++++ Given information

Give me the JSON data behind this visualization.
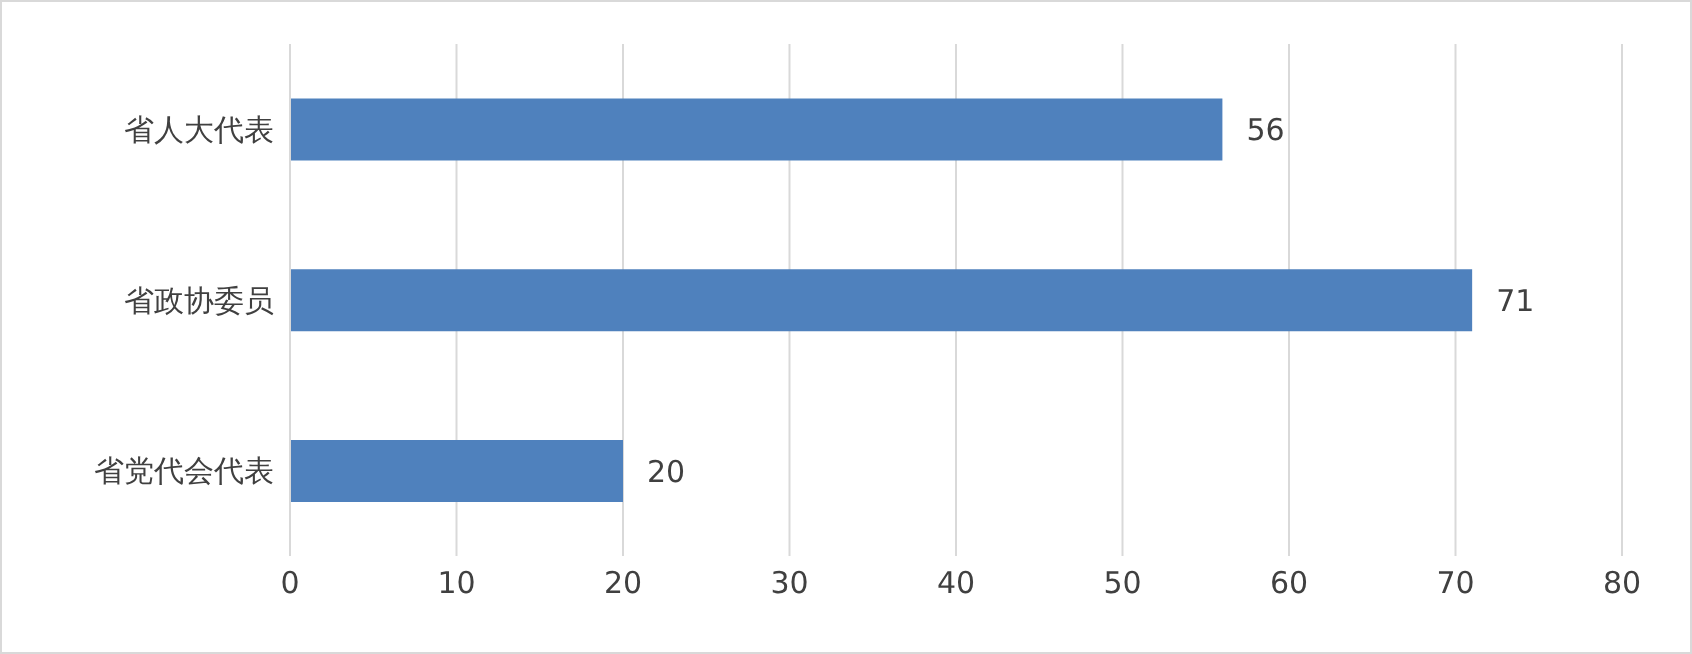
{
  "chart_data": {
    "type": "bar",
    "orientation": "horizontal",
    "categories": [
      "省人大代表",
      "省政协委员",
      "省党代会代表"
    ],
    "values": [
      56,
      71,
      20
    ],
    "color": "#4f81bd",
    "xlim": [
      0,
      80
    ],
    "xticks": [
      0,
      10,
      20,
      30,
      40,
      50,
      60,
      70,
      80
    ],
    "grid": "x",
    "data_labels": true
  }
}
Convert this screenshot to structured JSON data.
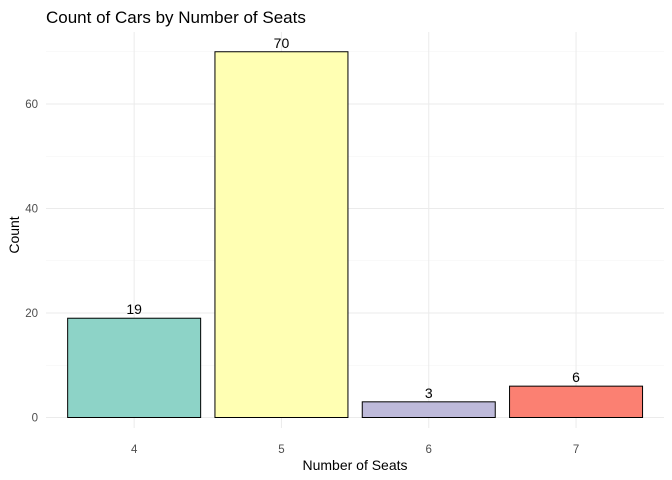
{
  "chart_data": {
    "type": "bar",
    "title": "Count of Cars by Number of Seats",
    "xlabel": "Number of Seats",
    "ylabel": "Count",
    "categories": [
      "4",
      "5",
      "6",
      "7"
    ],
    "values": [
      19,
      70,
      3,
      6
    ],
    "data_labels": [
      "19",
      "70",
      "3",
      "6"
    ],
    "colors": [
      "#8DD3C7",
      "#FFFFB3",
      "#BEBADA",
      "#FB8072"
    ],
    "ylim": [
      0,
      73.5
    ],
    "yticks": [
      0,
      20,
      40,
      60
    ],
    "ytick_labels": [
      "0",
      "20",
      "40",
      "60"
    ],
    "grid": true,
    "legend": "none"
  }
}
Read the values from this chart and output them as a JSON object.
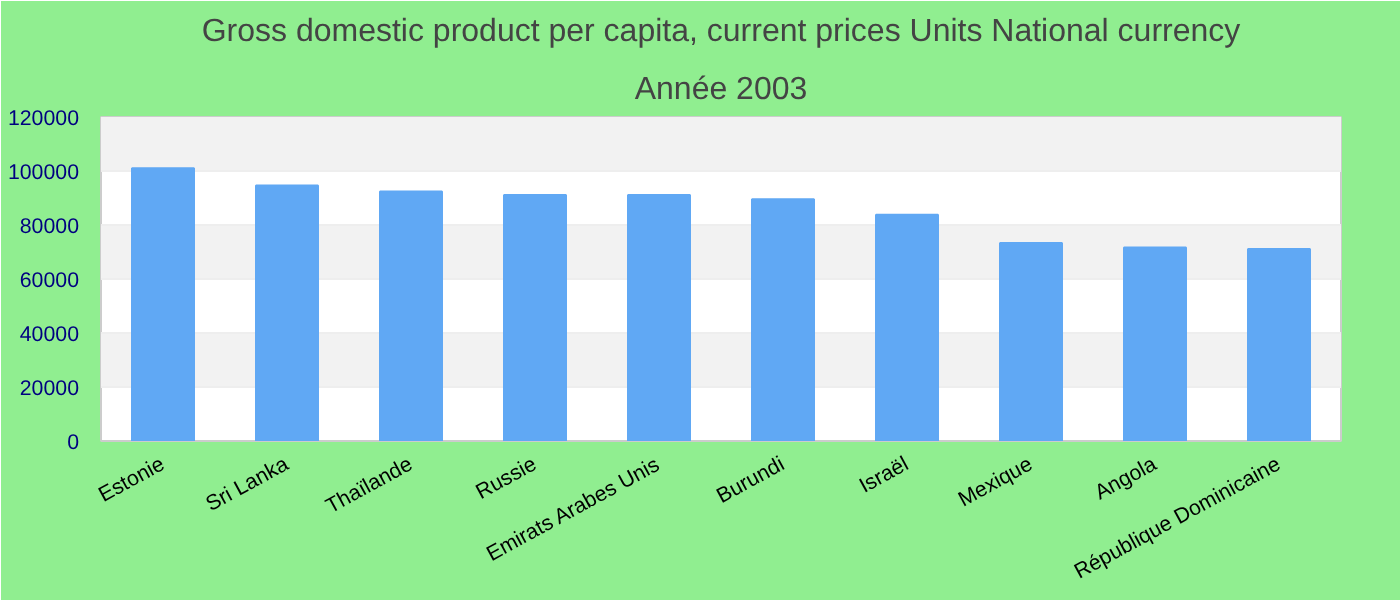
{
  "chart_data": {
    "type": "bar",
    "title": "Gross domestic product per capita, current prices Units National currency",
    "subtitle": "Année 2003",
    "categories": [
      "Estonie",
      "Sri Lanka",
      "Thaïlande",
      "Russie",
      "Emirats Arabes Unis",
      "Burundi",
      "Israël",
      "Mexique",
      "Angola",
      "République Dominicaine"
    ],
    "values": [
      101000,
      94600,
      92400,
      91100,
      91100,
      89500,
      83800,
      73300,
      71700,
      71100
    ],
    "color": "#60a8f4",
    "ylim": [
      0,
      120000
    ],
    "yticks": [
      0,
      20000,
      40000,
      60000,
      80000,
      100000,
      120000
    ],
    "grid": "y"
  }
}
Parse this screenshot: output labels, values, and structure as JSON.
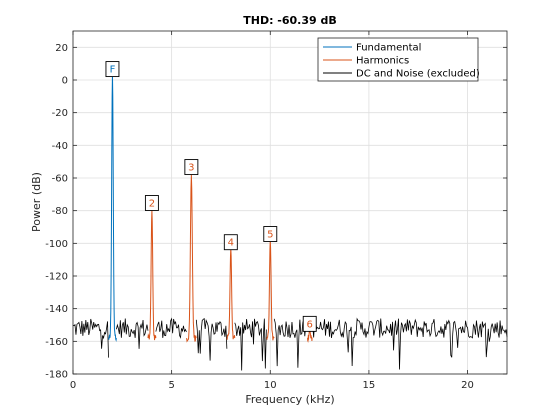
{
  "chart_data": {
    "type": "line",
    "title": "THD: -60.39 dB",
    "xlabel": "Frequency (kHz)",
    "ylabel": "Power (dB)",
    "xlim": [
      0,
      22
    ],
    "ylim": [
      -180,
      30
    ],
    "xticks": [
      0,
      5,
      10,
      15,
      20
    ],
    "yticks": [
      -180,
      -160,
      -140,
      -120,
      -100,
      -80,
      -60,
      -40,
      -20,
      0,
      20
    ],
    "grid": true,
    "legend_position": "top-right",
    "series": [
      {
        "name": "Fundamental",
        "color": "#0072BD",
        "peaks": [
          {
            "x": 2.0,
            "y": 3.5,
            "width": 0.2
          }
        ]
      },
      {
        "name": "Harmonics",
        "color": "#D95319",
        "peaks": [
          {
            "x": 4.0,
            "y": -80,
            "width": 0.2
          },
          {
            "x": 6.0,
            "y": -58,
            "width": 0.24
          },
          {
            "x": 8.0,
            "y": -103,
            "width": 0.2
          },
          {
            "x": 10.0,
            "y": -98,
            "width": 0.2
          },
          {
            "x": 12.0,
            "y": -152,
            "width": 0.12
          }
        ]
      },
      {
        "name": "DC and Noise (excluded)",
        "color": "#000000",
        "noise_floor": -152,
        "noise_range": [
          -160,
          -145
        ]
      }
    ],
    "annotations": [
      {
        "text": "F",
        "x": 2.0,
        "y": 7,
        "color": "#0072BD"
      },
      {
        "text": "2",
        "x": 4.0,
        "y": -75,
        "color": "#D95319"
      },
      {
        "text": "3",
        "x": 6.0,
        "y": -53,
        "color": "#D95319"
      },
      {
        "text": "4",
        "x": 8.0,
        "y": -99,
        "color": "#D95319"
      },
      {
        "text": "5",
        "x": 10.0,
        "y": -94,
        "color": "#D95319"
      },
      {
        "text": "6",
        "x": 12.0,
        "y": -149,
        "color": "#D95319"
      }
    ]
  }
}
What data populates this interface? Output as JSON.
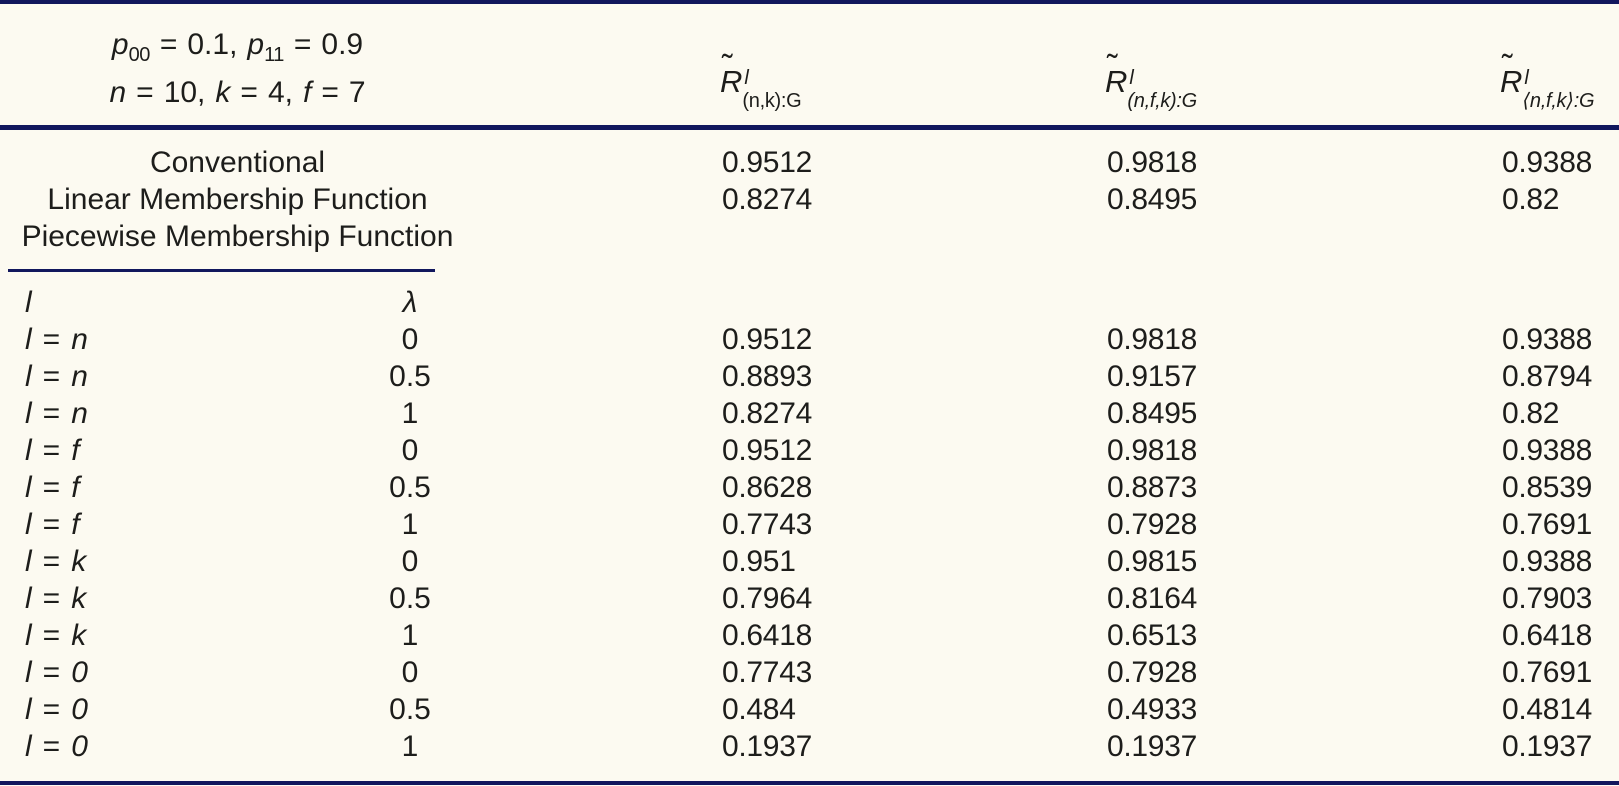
{
  "table": {
    "colors": {
      "rule": "#11175d",
      "background": "#fcfaf1",
      "text": "#1d1d1b"
    },
    "param_cell": {
      "line1": {
        "v1": "p",
        "s1": "00",
        "eq1": "=",
        "r1": "0.1,",
        "v2": "p",
        "s2": "11",
        "eq2": "=",
        "r2": "0.9"
      },
      "line2": {
        "v1": "n",
        "eq1": "=",
        "r1": "10,",
        "v2": "k",
        "eq2": "=",
        "r2": "4,",
        "v3": "f",
        "eq3": "=",
        "r3": "7"
      }
    },
    "columns": [
      {
        "tilde": "˜",
        "base": "R",
        "sup": "l",
        "sub": "(n,k):G"
      },
      {
        "tilde": "˜",
        "base": "R",
        "sup": "l",
        "sub": "(n,f,k):G"
      },
      {
        "tilde": "˜",
        "base": "R",
        "sup": "l",
        "sub": "⟨n,f,k⟩:G"
      }
    ],
    "method_rows": [
      {
        "label": "Conventional",
        "c1": "0.9512",
        "c2": "0.9818",
        "c3": "0.9388"
      },
      {
        "label": "Linear Membership Function",
        "c1": "0.8274",
        "c2": "0.8495",
        "c3": "0.82"
      },
      {
        "label": "Piecewise Membership Function",
        "c1": "",
        "c2": "",
        "c3": ""
      }
    ],
    "sub_header": {
      "l": "l",
      "lambda": "λ"
    },
    "lambda_rows": [
      {
        "lhs": "l",
        "eq": "=",
        "rhs": "n",
        "lambda": "0",
        "c1": "0.9512",
        "c2": "0.9818",
        "c3": "0.9388"
      },
      {
        "lhs": "l",
        "eq": "=",
        "rhs": "n",
        "lambda": "0.5",
        "c1": "0.8893",
        "c2": "0.9157",
        "c3": "0.8794"
      },
      {
        "lhs": "l",
        "eq": "=",
        "rhs": "n",
        "lambda": "1",
        "c1": "0.8274",
        "c2": "0.8495",
        "c3": "0.82"
      },
      {
        "lhs": "l",
        "eq": "=",
        "rhs": "f",
        "lambda": "0",
        "c1": "0.9512",
        "c2": "0.9818",
        "c3": "0.9388"
      },
      {
        "lhs": "l",
        "eq": "=",
        "rhs": "f",
        "lambda": "0.5",
        "c1": "0.8628",
        "c2": "0.8873",
        "c3": "0.8539"
      },
      {
        "lhs": "l",
        "eq": "=",
        "rhs": "f",
        "lambda": "1",
        "c1": "0.7743",
        "c2": "0.7928",
        "c3": "0.7691"
      },
      {
        "lhs": "l",
        "eq": "=",
        "rhs": "k",
        "lambda": "0",
        "c1": "0.951",
        "c2": "0.9815",
        "c3": "0.9388"
      },
      {
        "lhs": "l",
        "eq": "=",
        "rhs": "k",
        "lambda": "0.5",
        "c1": "0.7964",
        "c2": "0.8164",
        "c3": "0.7903"
      },
      {
        "lhs": "l",
        "eq": "=",
        "rhs": "k",
        "lambda": "1",
        "c1": "0.6418",
        "c2": "0.6513",
        "c3": "0.6418"
      },
      {
        "lhs": "l",
        "eq": "=",
        "rhs": "0",
        "lambda": "0",
        "c1": "0.7743",
        "c2": "0.7928",
        "c3": "0.7691"
      },
      {
        "lhs": "l",
        "eq": "=",
        "rhs": "0",
        "lambda": "0.5",
        "c1": "0.484",
        "c2": "0.4933",
        "c3": "0.4814"
      },
      {
        "lhs": "l",
        "eq": "=",
        "rhs": "0",
        "lambda": "1",
        "c1": "0.1937",
        "c2": "0.1937",
        "c3": "0.1937"
      }
    ]
  }
}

++++++++

- What to produce
Every entry above is to be set down exactly; the pictures are to be left out.

- Final result
Give me the JSON data behind this visualization.
{
  "chart_data": {
    "type": "bar",
    "orientation": "horizontal",
    "categories": [
      "省人大代表",
      "省政协委员",
      "省党代会代表"
    ],
    "values": [
      56,
      71,
      20
    ],
    "color": "#4f81bd",
    "xlim": [
      0,
      80
    ],
    "xticks": [
      0,
      10,
      20,
      30,
      40,
      50,
      60,
      70,
      80
    ],
    "grid": "x",
    "data_labels": true
  }
}
Convert this screenshot to structured JSON data.
{
  "chart_data": {
    "type": "bar",
    "title": "Count of Cars by Number of Seats",
    "xlabel": "Number of Seats",
    "ylabel": "Count",
    "categories": [
      "4",
      "5",
      "6",
      "7"
    ],
    "values": [
      19,
      70,
      3,
      6
    ],
    "data_labels": [
      "19",
      "70",
      "3",
      "6"
    ],
    "colors": [
      "#8DD3C7",
      "#FFFFB3",
      "#BEBADA",
      "#FB8072"
    ],
    "ylim": [
      0,
      73.5
    ],
    "yticks": [
      0,
      20,
      40,
      60
    ],
    "ytick_labels": [
      "0",
      "20",
      "40",
      "60"
    ],
    "grid": true,
    "legend": "none"
  }
}
Read the values from this chart and output them as a JSON object.
{
  "chart_data": {
    "type": "bar",
    "title": "Gross domestic product per capita, current prices Units National currency",
    "subtitle": "Année 2003",
    "categories": [
      "Estonie",
      "Sri Lanka",
      "Thaïlande",
      "Russie",
      "Emirats Arabes Unis",
      "Burundi",
      "Israël",
      "Mexique",
      "Angola",
      "République Dominicaine"
    ],
    "values": [
      101000,
      94600,
      92400,
      91100,
      91100,
      89500,
      83800,
      73300,
      71700,
      71100
    ],
    "color": "#60a8f4",
    "ylim": [
      0,
      120000
    ],
    "yticks": [
      0,
      20000,
      40000,
      60000,
      80000,
      100000,
      120000
    ],
    "grid": "y"
  }
}
Parse this screenshot: output labels, values, and structure as JSON.
{
  "chart_data": {
    "type": "line",
    "title": "THD: -60.39 dB",
    "xlabel": "Frequency (kHz)",
    "ylabel": "Power (dB)",
    "xlim": [
      0,
      22
    ],
    "ylim": [
      -180,
      30
    ],
    "xticks": [
      0,
      5,
      10,
      15,
      20
    ],
    "yticks": [
      -180,
      -160,
      -140,
      -120,
      -100,
      -80,
      -60,
      -40,
      -20,
      0,
      20
    ],
    "grid": true,
    "legend_position": "top-right",
    "series": [
      {
        "name": "Fundamental",
        "color": "#0072BD",
        "peaks": [
          {
            "x": 2.0,
            "y": 3.5,
            "width": 0.2
          }
        ]
      },
      {
        "name": "Harmonics",
        "color": "#D95319",
        "peaks": [
          {
            "x": 4.0,
            "y": -80,
            "width": 0.2
          },
          {
            "x": 6.0,
            "y": -58,
            "width": 0.24
          },
          {
            "x": 8.0,
            "y": -103,
            "width": 0.2
          },
          {
            "x": 10.0,
            "y": -98,
            "width": 0.2
          },
          {
            "x": 12.0,
            "y": -152,
            "width": 0.12
          }
        ]
      },
      {
        "name": "DC and Noise (excluded)",
        "color": "#000000",
        "noise_floor": -152,
        "noise_range": [
          -160,
          -145
        ]
      }
    ],
    "annotations": [
      {
        "text": "F",
        "x": 2.0,
        "y": 7,
        "color": "#0072BD"
      },
      {
        "text": "2",
        "x": 4.0,
        "y": -75,
        "color": "#D95319"
      },
      {
        "text": "3",
        "x": 6.0,
        "y": -53,
        "color": "#D95319"
      },
      {
        "text": "4",
        "x": 8.0,
        "y": -99,
        "color": "#D95319"
      },
      {
        "text": "5",
        "x": 10.0,
        "y": -94,
        "color": "#D95319"
      },
      {
        "text": "6",
        "x": 12.0,
        "y": -149,
        "color": "#D95319"
      }
    ]
  }
}
What data populates this interface? Output as JSON.
{
  "table": {
    "colors": {
      "rule": "#11175d",
      "background": "#fcfaf1",
      "text": "#1d1d1b"
    },
    "param_cell": {
      "line1": {
        "v1": "p",
        "s1": "00",
        "eq1": "=",
        "r1": "0.1,",
        "v2": "p",
        "s2": "11",
        "eq2": "=",
        "r2": "0.9"
      },
      "line2": {
        "v1": "n",
        "eq1": "=",
        "r1": "10,",
        "v2": "k",
        "eq2": "=",
        "r2": "4,",
        "v3": "f",
        "eq3": "=",
        "r3": "7"
      }
    },
    "columns": [
      {
        "tilde": "˜",
        "base": "R",
        "sup": "l",
        "sub": "(n,k):G"
      },
      {
        "tilde": "˜",
        "base": "R",
        "sup": "l",
        "sub": "(n,f,k):G"
      },
      {
        "tilde": "˜",
        "base": "R",
        "sup": "l",
        "sub": "⟨n,f,k⟩:G"
      }
    ],
    "method_rows": [
      {
        "label": "Conventional",
        "c1": "0.9512",
        "c2": "0.9818",
        "c3": "0.9388"
      },
      {
        "label": "Linear Membership Function",
        "c1": "0.8274",
        "c2": "0.8495",
        "c3": "0.82"
      },
      {
        "label": "Piecewise Membership Function",
        "c1": "",
        "c2": "",
        "c3": ""
      }
    ],
    "sub_header": {
      "l": "l",
      "lambda": "λ"
    },
    "lambda_rows": [
      {
        "lhs": "l",
        "eq": "=",
        "rhs": "n",
        "lambda": "0",
        "c1": "0.9512",
        "c2": "0.9818",
        "c3": "0.9388"
      },
      {
        "lhs": "l",
        "eq": "=",
        "rhs": "n",
        "lambda": "0.5",
        "c1": "0.8893",
        "c2": "0.9157",
        "c3": "0.8794"
      },
      {
        "lhs": "l",
        "eq": "=",
        "rhs": "n",
        "lambda": "1",
        "c1": "0.8274",
        "c2": "0.8495",
        "c3": "0.82"
      },
      {
        "lhs": "l",
        "eq": "=",
        "rhs": "f",
        "lambda": "0",
        "c1": "0.9512",
        "c2": "0.9818",
        "c3": "0.9388"
      },
      {
        "lhs": "l",
        "eq": "=",
        "rhs": "f",
        "lambda": "0.5",
        "c1": "0.8628",
        "c2": "0.8873",
        "c3": "0.8539"
      },
      {
        "lhs": "l",
        "eq": "=",
        "rhs": "f",
        "lambda": "1",
        "c1": "0.7743",
        "c2": "0.7928",
        "c3": "0.7691"
      },
      {
        "lhs": "l",
        "eq": "=",
        "rhs": "k",
        "lambda": "0",
        "c1": "0.951",
        "c2": "0.9815",
        "c3": "0.9388"
      },
      {
        "lhs": "l",
        "eq": "=",
        "rhs": "k",
        "lambda": "0.5",
        "c1": "0.7964",
        "c2": "0.8164",
        "c3": "0.7903"
      },
      {
        "lhs": "l",
        "eq": "=",
        "rhs": "k",
        "lambda": "1",
        "c1": "0.6418",
        "c2": "0.6513",
        "c3": "0.6418"
      },
      {
        "lhs": "l",
        "eq": "=",
        "rhs": "0",
        "lambda": "0",
        "c1": "0.7743",
        "c2": "0.7928",
        "c3": "0.7691"
      },
      {
        "lhs": "l",
        "eq": "=",
        "rhs": "0",
        "lambda": "0.5",
        "c1": "0.484",
        "c2": "0.4933",
        "c3": "0.4814"
      },
      {
        "lhs": "l",
        "eq": "=",
        "rhs": "0",
        "lambda": "1",
        "c1": "0.1937",
        "c2": "0.1937",
        "c3": "0.1937"
      }
    ]
  }
}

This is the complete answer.